Quote exactly, and only, the lines from the one containing "Transcribe the text in this document." through the end of the material below. Skip pictures.

● ● ● ● ●

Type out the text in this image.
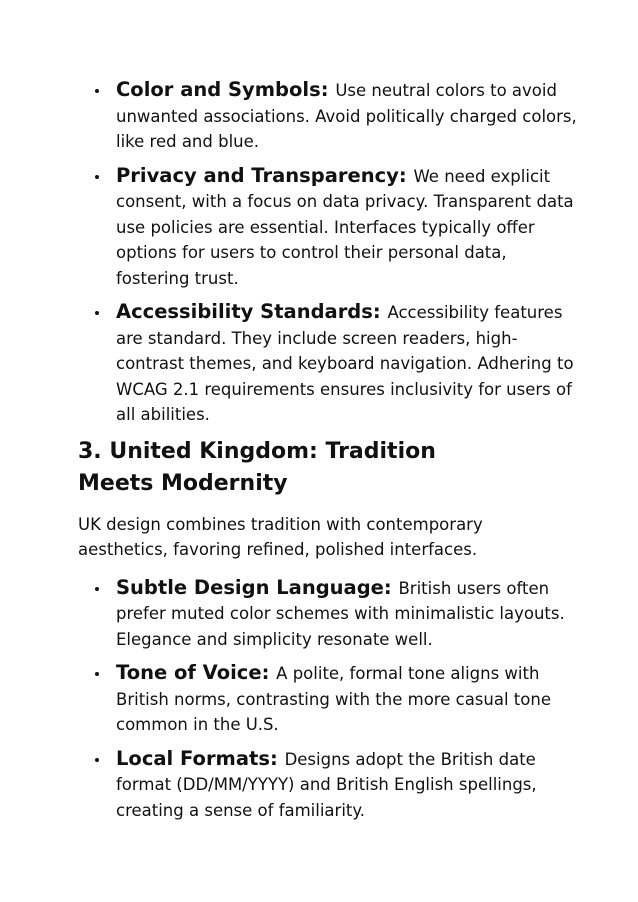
Color and Symbols: Use neutral colors to avoid unwanted associations. Avoid politically charged colors, like red and blue.
Privacy and Transparency: We need explicit consent, with a focus on data privacy. Transparent data use policies are essential. Interfaces typically offer options for users to control their personal data, fostering trust.
Accessibility Standards: Accessibility features are standard. They include screen readers, high-contrast themes, and keyboard navigation. Adhering to WCAG 2.1 requirements ensures inclusivity for users of all abilities.
3. United Kingdom: Tradition Meets Modernity

UK design combines tradition with contemporary aesthetics, favoring refined, polished interfaces.

Subtle Design Language: British users often prefer muted color schemes with minimalistic layouts. Elegance and simplicity resonate well.
Tone of Voice: A polite, formal tone aligns with British norms, contrasting with the more casual tone common in the U.S.
Local Formats: Designs adopt the British date format (DD/MM/YYYY) and British English spellings, creating a sense of familiarity.
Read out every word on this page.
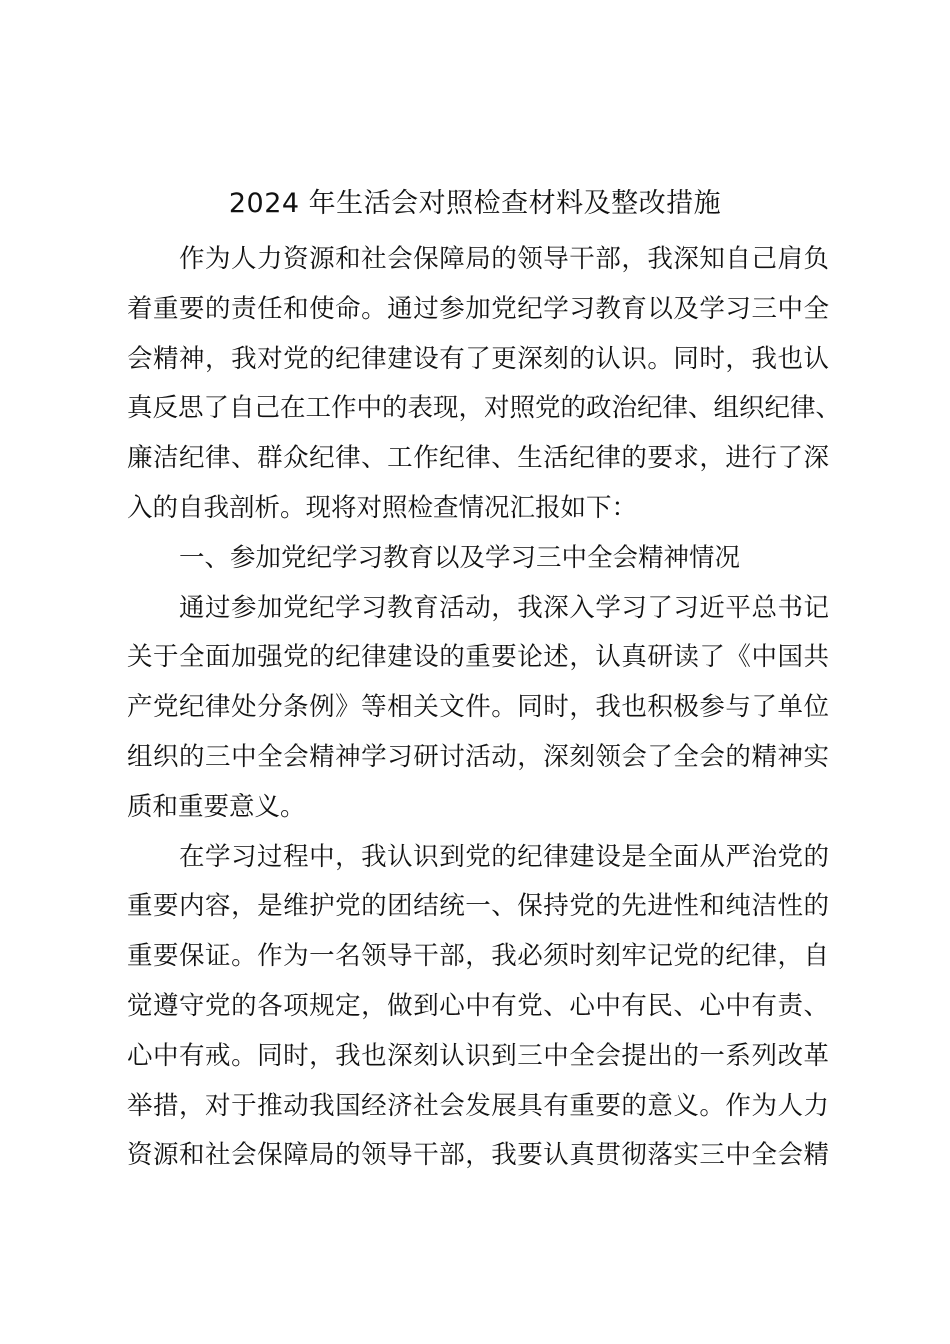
2024 年生活会对照检查材料及整改措施
作为人力资源和社会保障局的领导干部，我深知自己肩负
着重要的责任和使命。通过参加党纪学习教育以及学习三中全
会精神，我对党的纪律建设有了更深刻的认识。同时，我也认
真反思了自己在工作中的表现，对照党的政治纪律、组织纪律、
廉洁纪律、群众纪律、工作纪律、生活纪律的要求，进行了深
入的自我剖析。现将对照检查情况汇报如下：
一、参加党纪学习教育以及学习三中全会精神情况
通过参加党纪学习教育活动，我深入学习了习近平总书记
关于全面加强党的纪律建设的重要论述，认真研读了《中国共
产党纪律处分条例》等相关文件。同时，我也积极参与了单位
组织的三中全会精神学习研讨活动，深刻领会了全会的精神实
质和重要意义。
在学习过程中，我认识到党的纪律建设是全面从严治党的
重要内容，是维护党的团结统一、保持党的先进性和纯洁性的
重要保证。作为一名领导干部，我必须时刻牢记党的纪律，自
觉遵守党的各项规定，做到心中有党、心中有民、心中有责、
心中有戒。同时，我也深刻认识到三中全会提出的一系列改革
举措，对于推动我国经济社会发展具有重要的意义。作为人力
资源和社会保障局的领导干部，我要认真贯彻落实三中全会精
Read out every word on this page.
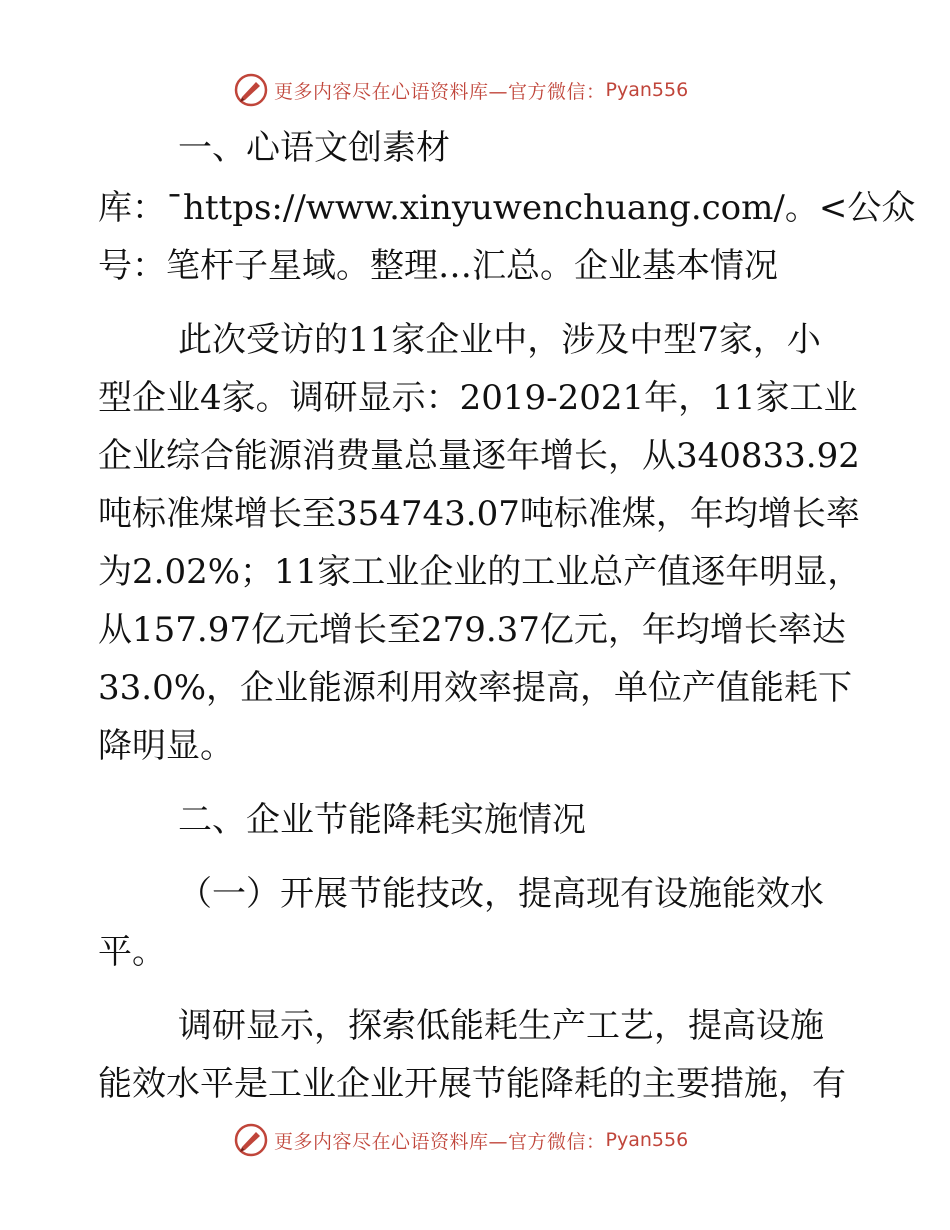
更多内容尽在心语资料库—官方微信： Pyan556
一、心语文创素材
库：¯https://www.xinyuwenchuang.com/。<公众
号：笔杆子星域。整理…汇总。企业基本情况
此次受访的11家企业中，涉及中型7家，小
型企业4家。调研显示：2019-2021年，11家工业
企业综合能源消费量总量逐年增长，从340833.92
吨标准煤增长至354743.07吨标准煤，年均增长率
为2.02%；11家工业企业的工业总产值逐年明显，
从157.97亿元增长至279.37亿元，年均增长率达
33.0%，企业能源利用效率提高，单位产值能耗下
降明显。
二、企业节能降耗实施情况
（一）开展节能技改，提高现有设施能效水
平。
调研显示，探索低能耗生产工艺，提高设施
能效水平是工业企业开展节能降耗的主要措施，有
更多内容尽在心语资料库—官方微信： Pyan556
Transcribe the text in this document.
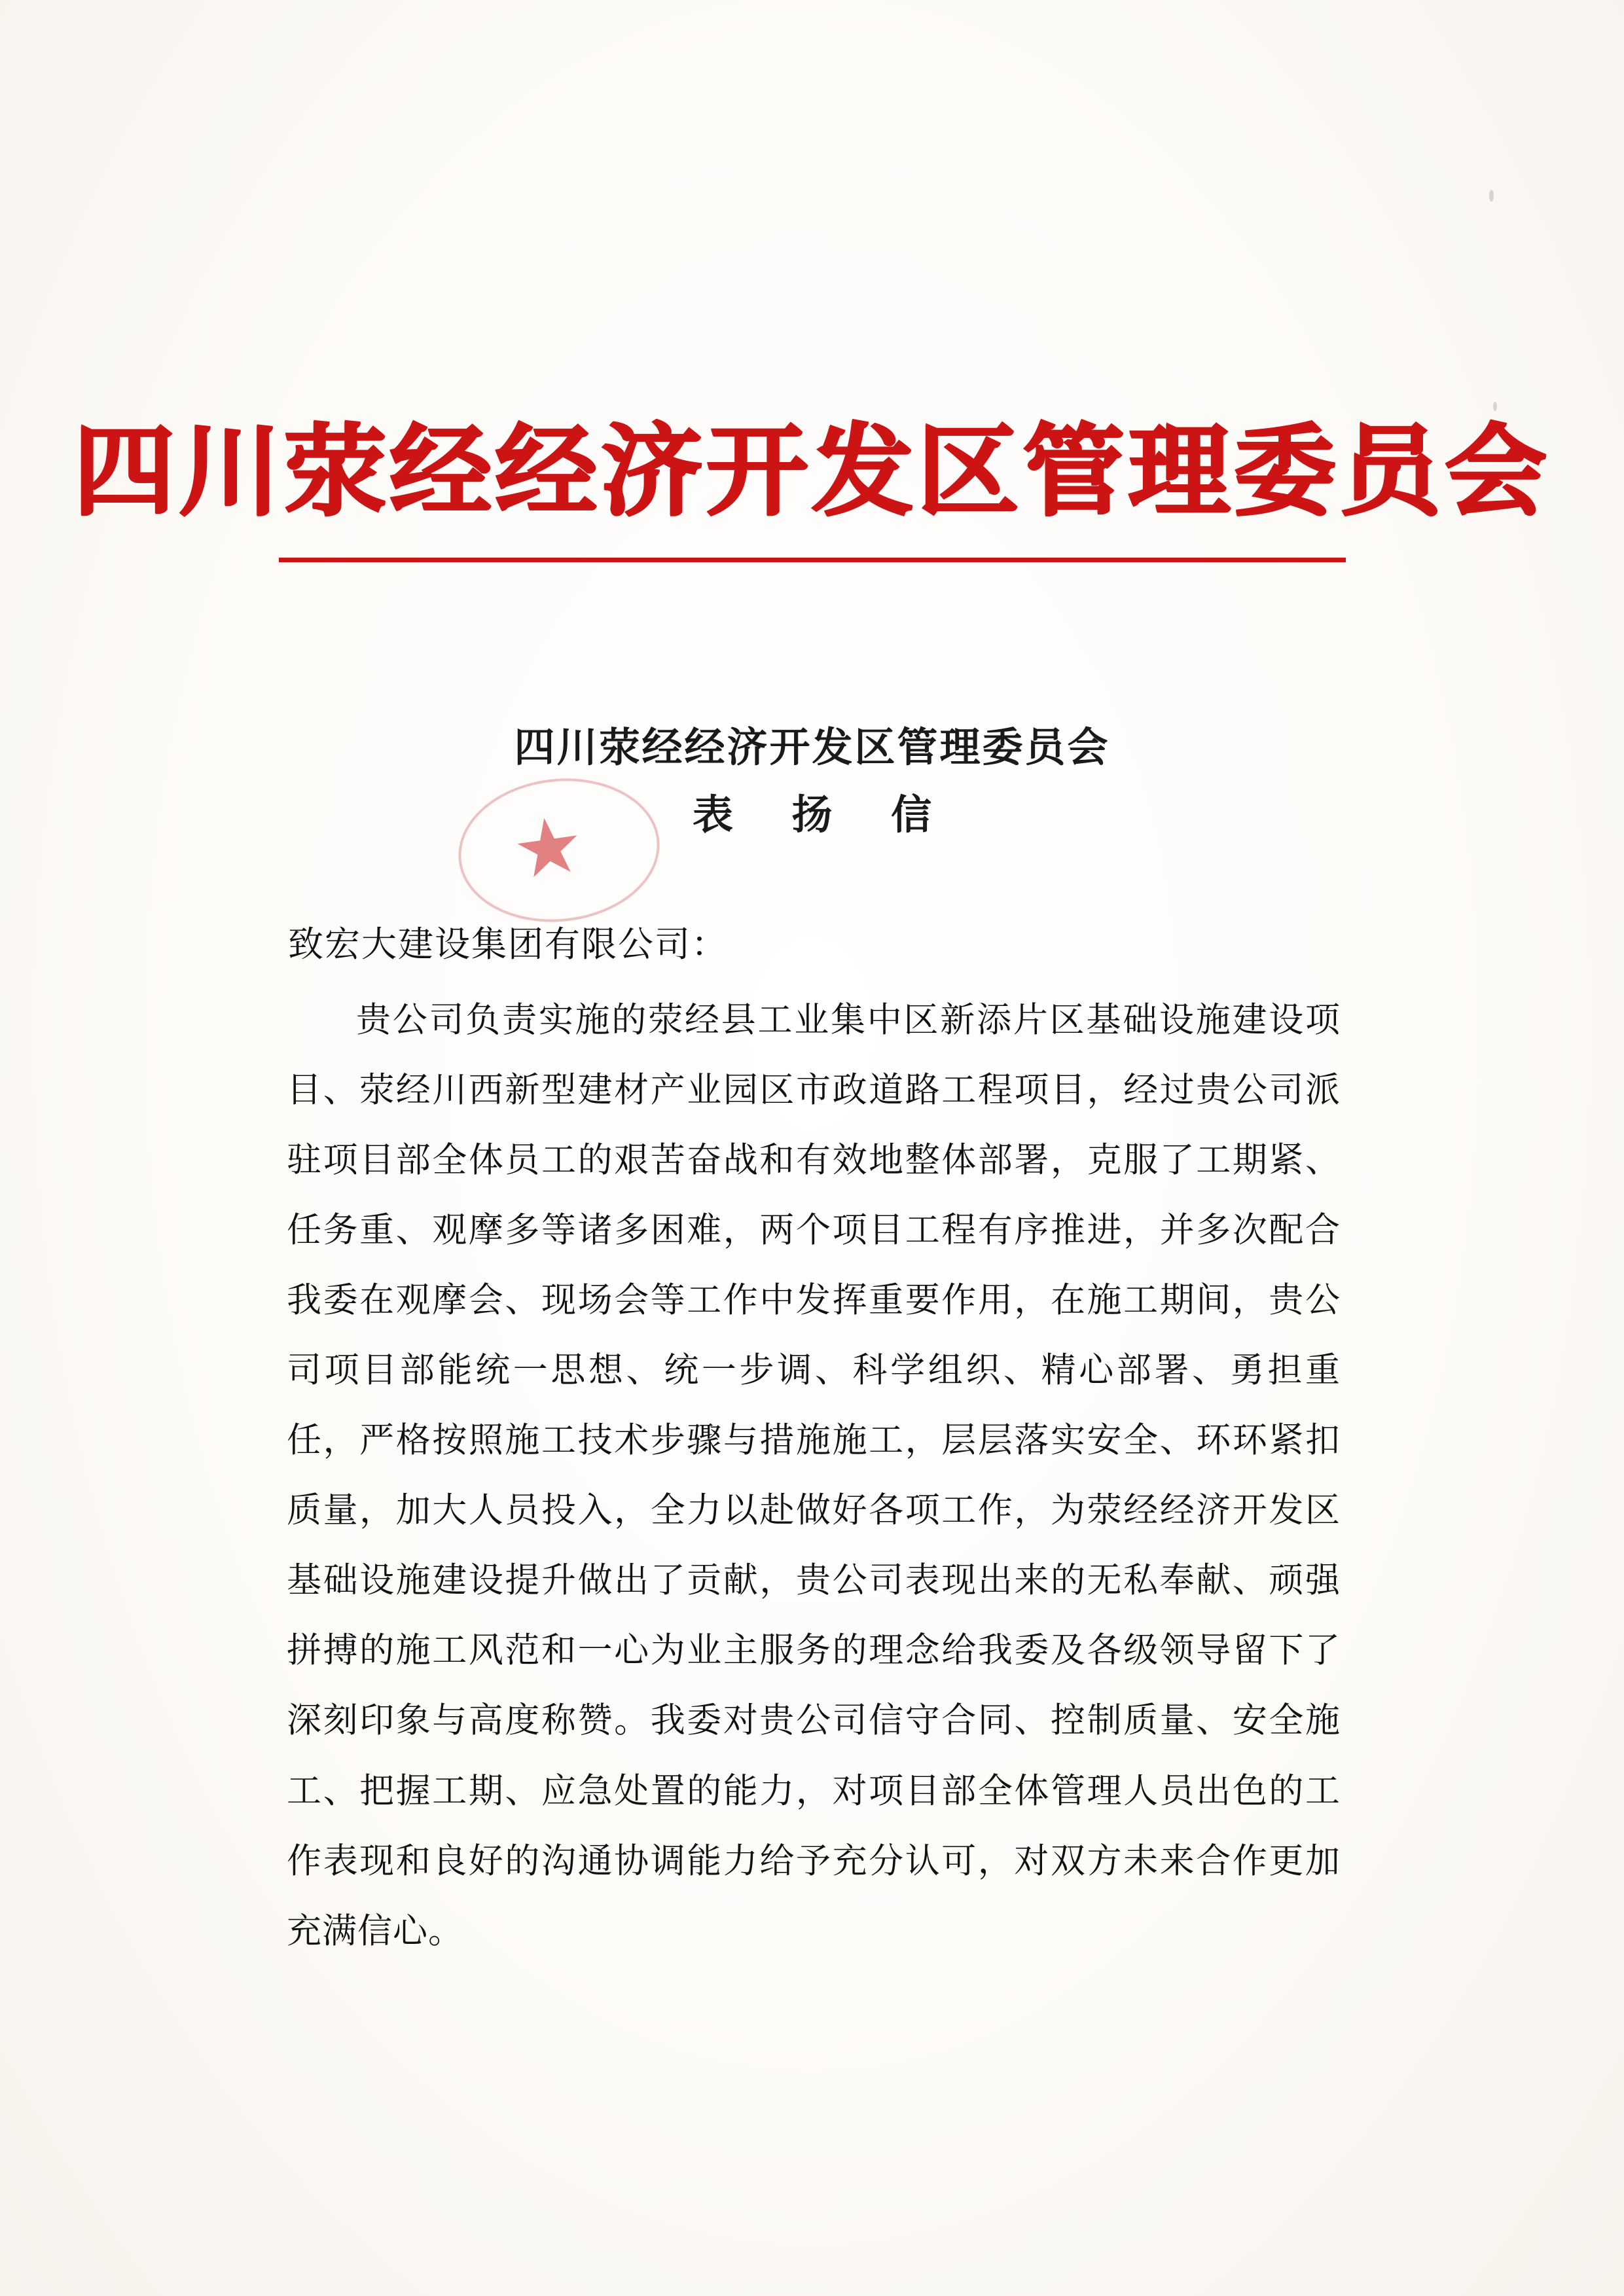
四川荥经经济开发区管理委员会
四川荥经经济开发区管理委员会
表 扬 信
★
致宏大建设集团有限公司：

贵公司负责实施的荥经县工业集中区新添片区基础设施建设项目、荥经川西新型建材产业园区市政道路工程项目，经过贵公司派驻项目部全体员工的艰苦奋战和有效地整体部署，克服了工期紧、任务重、观摩多等诸多困难，两个项目工程有序推进，并多次配合我委在观摩会、现场会等工作中发挥重要作用，在施工期间，贵公司项目部能统一思想、统一步调、科学组织、精心部署、勇担重任，严格按照施工技术步骤与措施施工，层层落实安全、环环紧扣质量，加大人员投入，全力以赴做好各项工作，为荥经经济开发区基础设施建设提升做出了贡献，贵公司表现出来的无私奉献、顽强拼搏的施工风范和一心为业主服务的理念给我委及各级领导留下了深刻印象与高度称赞。我委对贵公司信守合同、控制质量、安全施工、把握工期、应急处置的能力，对项目部全体管理人员出色的工作表现和良好的沟通协调能力给予充分认可，对双方未来合作更加充满信心。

● ● ● ● ●

# Finished task:
Transcribe the text in this document.
四川荥经经济开发区管理委员会
四川荥经经济开发区管理委员会
表 扬 信
★
致宏大建设集团有限公司：

贵公司负责实施的荥经县工业集中区新添片区基础设施建设项目、荥经川西新型建材产业园区市政道路工程项目，经过贵公司派驻项目部全体员工的艰苦奋战和有效地整体部署，克服了工期紧、任务重、观摩多等诸多困难，两个项目工程有序推进，并多次配合我委在观摩会、现场会等工作中发挥重要作用，在施工期间，贵公司项目部能统一思想、统一步调、科学组织、精心部署、勇担重任，严格按照施工技术步骤与措施施工，层层落实安全、环环紧扣质量，加大人员投入，全力以赴做好各项工作，为荥经经济开发区基础设施建设提升做出了贡献，贵公司表现出来的无私奉献、顽强拼搏的施工风范和一心为业主服务的理念给我委及各级领导留下了深刻印象与高度称赞。我委对贵公司信守合同、控制质量、安全施工、把握工期、应急处置的能力，对项目部全体管理人员出色的工作表现和良好的沟通协调能力给予充分认可，对双方未来合作更加充满信心。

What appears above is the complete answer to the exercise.